SET TASKS
1. Answer these from the lambdas proposal:
(a) Which keyword will introduce both lambdas and function declarations?
(b) What distinguishes a function declaration from a lambda expression?
(c) What does the Background section say makes the lambdas of the referenced languages closer to Carbon's direction?
2. Transcribe the lambdas proposal word for word, everything from "Table of contents" down to "select a name.".
3. Pick up the lambdas proposal after its last sentence and continue writing it.

EXCERPTED TEXT
Lambdas

Pull request

Table of contents

Abstract

This document proposes a path forward to add lambdas to Carbon. It further proposes augmenting function declarations to create a more continuous syntax between the two categories of functions. In short, both lambdas and function declarations will be introduced with the fn keyword. The presence of a name distinguishes a function declaration from a lambda expression, and the rest of the syntax applies to both kinds. By providing a valid lambda syntax in Carbon, migration from from C++ to Carbon will be made easier and more idiomatic. In C++, lambdas are defined at their point of use and are often anonymous, meaning replacing them solely with function declarations would create an ergonomic burden compounded by the need for the migration tool to select a name.

Associated discussion docs:

Background

Refer to the following documentation about lambdas in other languages. What separates these three and makes them more analegous to Carbon’s direction is the use of “captures” such that the lambda has state, a lifetime, etc.

Syntax Overview

Proposal: A largely continuous syntax between lambdas and function declarations.

At a high level, lambdas and function declarations will look like the following.

MATERIAL

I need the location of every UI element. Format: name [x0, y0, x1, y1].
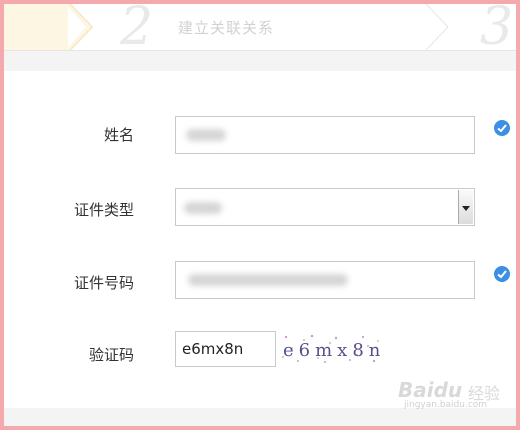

RESULTS
1.
(a) The fn keyword.
(b) The presence of a name.
(c) The use of "captures," so that the lambda has state, a lifetime, and so on.

2.
Table of contents

Abstract

This document proposes a path forward to add lambdas to Carbon. It further proposes augmenting function declarations to create a more continuous syntax between the two categories of functions. In short, both lambdas and function declarations will be introduced with the fn keyword. The presence of a name distinguishes a function declaration from a lambda expression, and the rest of the syntax applies to both kinds. By providing a valid lambda syntax in Carbon, migration from from C++ to Carbon will be made easier and more idiomatic. In C++, lambdas are defined at their point of use and are often anonymous, meaning replacing them solely with function declarations would create an ergonomic burden compounded by the need for the migration tool to select a name.

3.
// In a variable:
let lambda: auto = fn => T.Make();
// Equivalent in C++23:
// const auto lambda = [] { return T::Make(); };

// In a function call:
Foo(10, 20, fn => T.Make());
// Equivalent in C++23:
// Foo(10, 20, [] { return T::Make(); });
// In a variable:
let lambda: auto = fn -> T { return T.Make(); };
// Equivalent in C++23:
// const auto lambda = [] -> T { return T::Make(); };

// In a function call:
PushBack(my_list, fn => T.Make());
// Equivalent in C++23:
// PushBack(my_list, [] { return T::Make(); });
fn FunctionDeclaration => T.Make();
// Equivalent in C++23:
// auto FunctionDeclaration() { return T.Make(); }
fn FunctionDeclaration -> T { return T.Make(); }
// Equivalent in C++23:
// auto FunctionDeclaration() -> T { return T::Make(); }

There are functions which return an expression, such that the return type is auto.

// In a variable:
let lambda: auto = fn => T.Make();
// Equivalent in C++23:
// const auto lambda = [] { return T::Make(); };

// In a function call:
Foo(fn => T.Make());
// Equivalent in C++23:
// Foo([] { return T::Make(); });
fn FunctionDeclaration => T.Make();
// Equivalent in C++23:
// auto FunctionDeclaration() { return T::Make(); }

And there are functions with an explicit return type that provide a body of statements.

// In a variable:
let lambda: auto = fn -> T { return T.Make(); };
// Equivalent in C++23:
// const auto lambda = [] -> T { return T::Make(); };

// In a function call:
Foo(fn -> T { return T.Make(); })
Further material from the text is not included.